start

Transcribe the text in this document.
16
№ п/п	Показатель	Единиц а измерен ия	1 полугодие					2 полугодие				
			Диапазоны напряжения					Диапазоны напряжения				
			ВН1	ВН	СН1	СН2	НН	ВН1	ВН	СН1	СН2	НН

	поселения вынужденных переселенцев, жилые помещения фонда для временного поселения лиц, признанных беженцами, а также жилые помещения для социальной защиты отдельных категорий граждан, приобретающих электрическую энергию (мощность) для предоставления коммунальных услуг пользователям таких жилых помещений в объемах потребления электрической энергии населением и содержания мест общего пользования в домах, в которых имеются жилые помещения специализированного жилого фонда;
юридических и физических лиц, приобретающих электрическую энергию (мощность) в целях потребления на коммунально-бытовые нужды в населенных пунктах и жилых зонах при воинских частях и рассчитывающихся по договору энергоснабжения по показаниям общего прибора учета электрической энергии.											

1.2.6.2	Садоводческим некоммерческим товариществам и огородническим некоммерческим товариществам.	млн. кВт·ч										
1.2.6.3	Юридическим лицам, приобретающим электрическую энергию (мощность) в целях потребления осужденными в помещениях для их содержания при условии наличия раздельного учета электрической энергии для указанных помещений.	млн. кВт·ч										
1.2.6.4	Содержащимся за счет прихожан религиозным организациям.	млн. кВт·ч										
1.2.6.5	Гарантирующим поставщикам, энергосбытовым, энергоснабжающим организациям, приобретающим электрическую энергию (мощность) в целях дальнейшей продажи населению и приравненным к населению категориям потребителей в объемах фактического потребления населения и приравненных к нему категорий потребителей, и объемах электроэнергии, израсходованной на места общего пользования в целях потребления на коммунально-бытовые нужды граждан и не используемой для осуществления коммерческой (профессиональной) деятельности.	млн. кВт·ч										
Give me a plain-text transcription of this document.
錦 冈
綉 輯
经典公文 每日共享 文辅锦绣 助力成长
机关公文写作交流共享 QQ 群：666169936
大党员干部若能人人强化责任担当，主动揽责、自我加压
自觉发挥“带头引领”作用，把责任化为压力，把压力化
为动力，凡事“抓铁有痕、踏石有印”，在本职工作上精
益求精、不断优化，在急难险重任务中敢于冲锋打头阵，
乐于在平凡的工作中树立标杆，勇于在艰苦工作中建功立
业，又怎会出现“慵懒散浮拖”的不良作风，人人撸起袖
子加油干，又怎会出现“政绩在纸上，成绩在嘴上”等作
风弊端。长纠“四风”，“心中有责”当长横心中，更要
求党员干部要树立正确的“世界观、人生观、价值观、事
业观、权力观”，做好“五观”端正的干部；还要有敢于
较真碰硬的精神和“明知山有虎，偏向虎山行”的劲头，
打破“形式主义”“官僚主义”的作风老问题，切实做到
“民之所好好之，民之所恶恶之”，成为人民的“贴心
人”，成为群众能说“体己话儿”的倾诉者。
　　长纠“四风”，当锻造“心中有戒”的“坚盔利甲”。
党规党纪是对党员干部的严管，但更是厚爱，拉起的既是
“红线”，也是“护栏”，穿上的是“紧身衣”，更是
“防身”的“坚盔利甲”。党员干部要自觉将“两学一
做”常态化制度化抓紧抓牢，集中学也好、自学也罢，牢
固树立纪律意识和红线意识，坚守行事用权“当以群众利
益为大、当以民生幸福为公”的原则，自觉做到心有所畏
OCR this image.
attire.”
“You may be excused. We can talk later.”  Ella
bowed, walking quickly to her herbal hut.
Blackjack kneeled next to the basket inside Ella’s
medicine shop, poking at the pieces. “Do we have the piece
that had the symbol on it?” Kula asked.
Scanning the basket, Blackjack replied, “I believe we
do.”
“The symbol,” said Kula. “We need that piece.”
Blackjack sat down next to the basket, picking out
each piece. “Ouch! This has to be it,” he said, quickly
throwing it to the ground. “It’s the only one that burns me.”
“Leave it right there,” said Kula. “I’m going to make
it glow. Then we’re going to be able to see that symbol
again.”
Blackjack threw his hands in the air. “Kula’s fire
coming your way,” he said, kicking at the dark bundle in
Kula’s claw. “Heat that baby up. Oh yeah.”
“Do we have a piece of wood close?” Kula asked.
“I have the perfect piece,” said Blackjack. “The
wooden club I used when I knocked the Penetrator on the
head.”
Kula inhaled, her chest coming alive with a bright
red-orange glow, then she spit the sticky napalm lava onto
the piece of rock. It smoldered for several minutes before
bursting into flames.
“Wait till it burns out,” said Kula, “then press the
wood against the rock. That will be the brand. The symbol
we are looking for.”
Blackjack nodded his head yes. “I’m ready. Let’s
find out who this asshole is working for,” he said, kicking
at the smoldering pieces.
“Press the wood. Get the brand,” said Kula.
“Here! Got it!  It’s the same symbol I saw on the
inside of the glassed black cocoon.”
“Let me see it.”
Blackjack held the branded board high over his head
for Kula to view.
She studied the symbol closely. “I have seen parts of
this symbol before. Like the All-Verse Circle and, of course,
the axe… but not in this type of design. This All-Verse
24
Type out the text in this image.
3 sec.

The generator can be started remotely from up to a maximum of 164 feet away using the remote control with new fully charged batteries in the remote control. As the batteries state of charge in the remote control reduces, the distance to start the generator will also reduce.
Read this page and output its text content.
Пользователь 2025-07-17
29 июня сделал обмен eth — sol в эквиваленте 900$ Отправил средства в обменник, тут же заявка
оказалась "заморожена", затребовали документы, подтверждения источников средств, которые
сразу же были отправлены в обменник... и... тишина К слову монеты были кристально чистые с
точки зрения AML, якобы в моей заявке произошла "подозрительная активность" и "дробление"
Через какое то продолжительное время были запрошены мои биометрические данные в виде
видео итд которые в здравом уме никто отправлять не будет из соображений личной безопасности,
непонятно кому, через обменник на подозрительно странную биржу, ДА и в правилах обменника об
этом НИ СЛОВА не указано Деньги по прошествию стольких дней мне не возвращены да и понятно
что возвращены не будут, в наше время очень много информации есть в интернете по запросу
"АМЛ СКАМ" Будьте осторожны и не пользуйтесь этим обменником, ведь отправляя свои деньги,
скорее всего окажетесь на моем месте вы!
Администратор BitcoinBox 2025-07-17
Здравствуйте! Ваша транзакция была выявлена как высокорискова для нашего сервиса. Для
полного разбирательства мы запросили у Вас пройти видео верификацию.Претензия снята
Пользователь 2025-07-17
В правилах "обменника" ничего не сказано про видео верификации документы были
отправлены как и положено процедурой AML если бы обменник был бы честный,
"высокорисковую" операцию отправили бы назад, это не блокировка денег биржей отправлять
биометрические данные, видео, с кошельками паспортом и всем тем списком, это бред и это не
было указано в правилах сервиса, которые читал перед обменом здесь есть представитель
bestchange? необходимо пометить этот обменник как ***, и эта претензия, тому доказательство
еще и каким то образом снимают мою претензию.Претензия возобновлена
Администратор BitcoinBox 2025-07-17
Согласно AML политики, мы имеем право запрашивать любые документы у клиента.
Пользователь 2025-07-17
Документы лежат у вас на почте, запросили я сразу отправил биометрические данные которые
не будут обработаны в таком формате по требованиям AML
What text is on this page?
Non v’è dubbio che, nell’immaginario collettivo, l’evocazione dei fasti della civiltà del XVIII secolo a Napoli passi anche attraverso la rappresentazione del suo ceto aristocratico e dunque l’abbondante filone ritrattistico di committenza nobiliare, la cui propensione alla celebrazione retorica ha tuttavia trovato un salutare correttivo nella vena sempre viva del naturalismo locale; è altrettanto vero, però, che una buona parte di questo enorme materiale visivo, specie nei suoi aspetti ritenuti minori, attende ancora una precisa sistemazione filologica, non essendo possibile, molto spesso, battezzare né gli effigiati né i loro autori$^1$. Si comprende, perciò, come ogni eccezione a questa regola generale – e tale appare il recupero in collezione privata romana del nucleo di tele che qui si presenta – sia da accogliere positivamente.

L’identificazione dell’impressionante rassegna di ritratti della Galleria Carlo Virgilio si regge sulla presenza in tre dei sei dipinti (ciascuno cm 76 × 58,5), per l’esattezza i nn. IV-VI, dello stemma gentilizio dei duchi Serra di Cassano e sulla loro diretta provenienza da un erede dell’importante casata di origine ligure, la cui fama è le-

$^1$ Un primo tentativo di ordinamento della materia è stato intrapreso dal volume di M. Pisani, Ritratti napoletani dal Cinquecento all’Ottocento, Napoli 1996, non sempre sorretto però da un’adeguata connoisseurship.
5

end

THE REQUEST:
Give only the number of lines in the preceding material that contain the string "были".

TASK ANSWER:
3